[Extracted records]
..........

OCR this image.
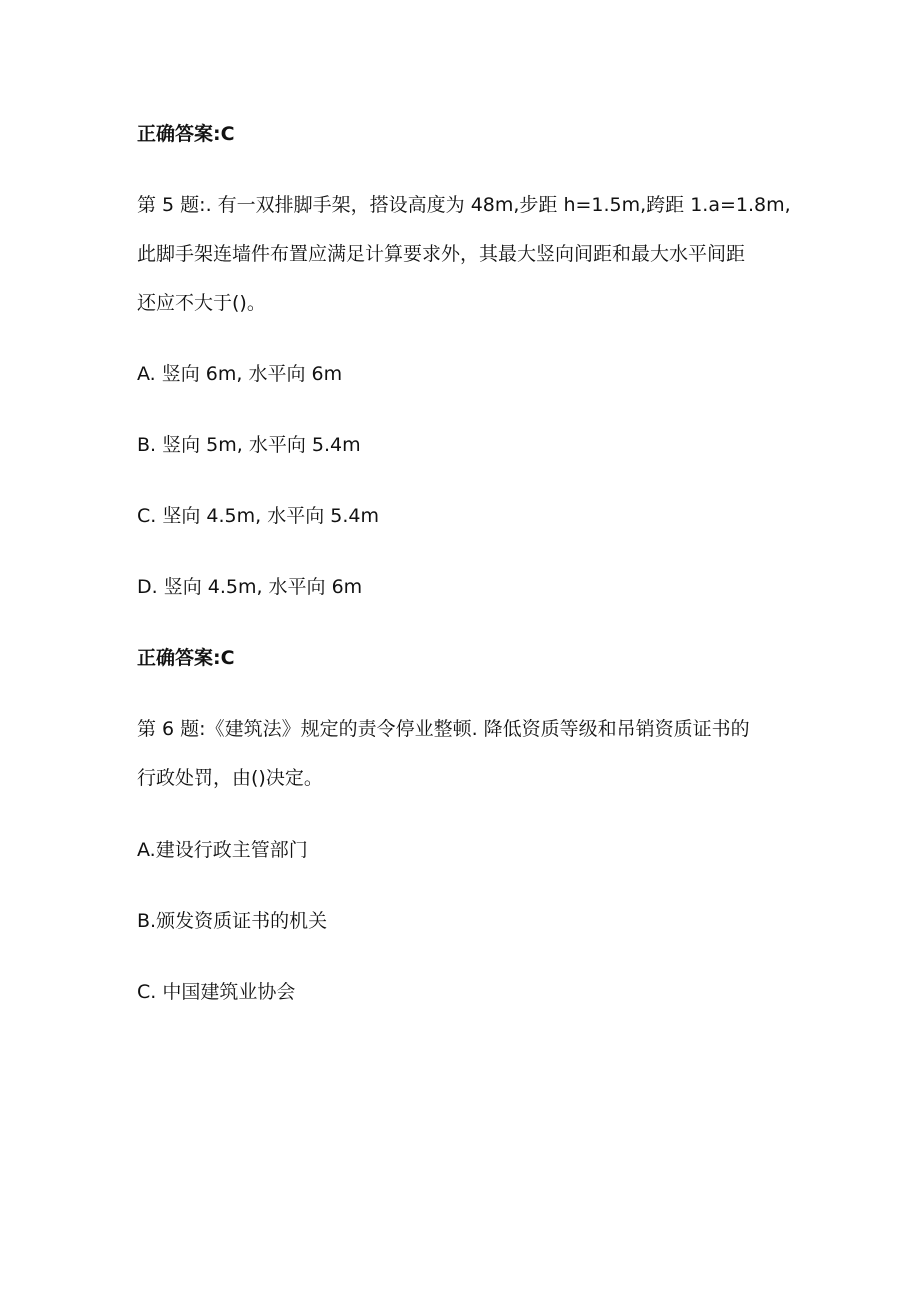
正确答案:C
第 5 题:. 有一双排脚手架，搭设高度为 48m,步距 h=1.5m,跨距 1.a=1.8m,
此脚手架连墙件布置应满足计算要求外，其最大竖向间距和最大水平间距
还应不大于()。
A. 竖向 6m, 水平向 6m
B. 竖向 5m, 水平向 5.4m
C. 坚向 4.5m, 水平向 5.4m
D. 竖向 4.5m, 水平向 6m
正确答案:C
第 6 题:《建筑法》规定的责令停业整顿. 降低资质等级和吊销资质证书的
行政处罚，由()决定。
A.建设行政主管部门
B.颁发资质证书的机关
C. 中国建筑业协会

..........

Transcribe all of the entries word for word, but skip any pictures they contain.

OCR this image.
正确答案:C
第 5 题:. 有一双排脚手架，搭设高度为 48m,步距 h=1.5m,跨距 1.a=1.8m,
此脚手架连墙件布置应满足计算要求外，其最大竖向间距和最大水平间距
还应不大于()。
A. 竖向 6m, 水平向 6m
B. 竖向 5m, 水平向 5.4m
C. 坚向 4.5m, 水平向 5.4m
D. 竖向 4.5m, 水平向 6m
正确答案:C
第 6 题:《建筑法》规定的责令停业整顿. 降低资质等级和吊销资质证书的
行政处罚，由()决定。
A.建设行政主管部门
B.颁发资质证书的机关
C. 中国建筑业协会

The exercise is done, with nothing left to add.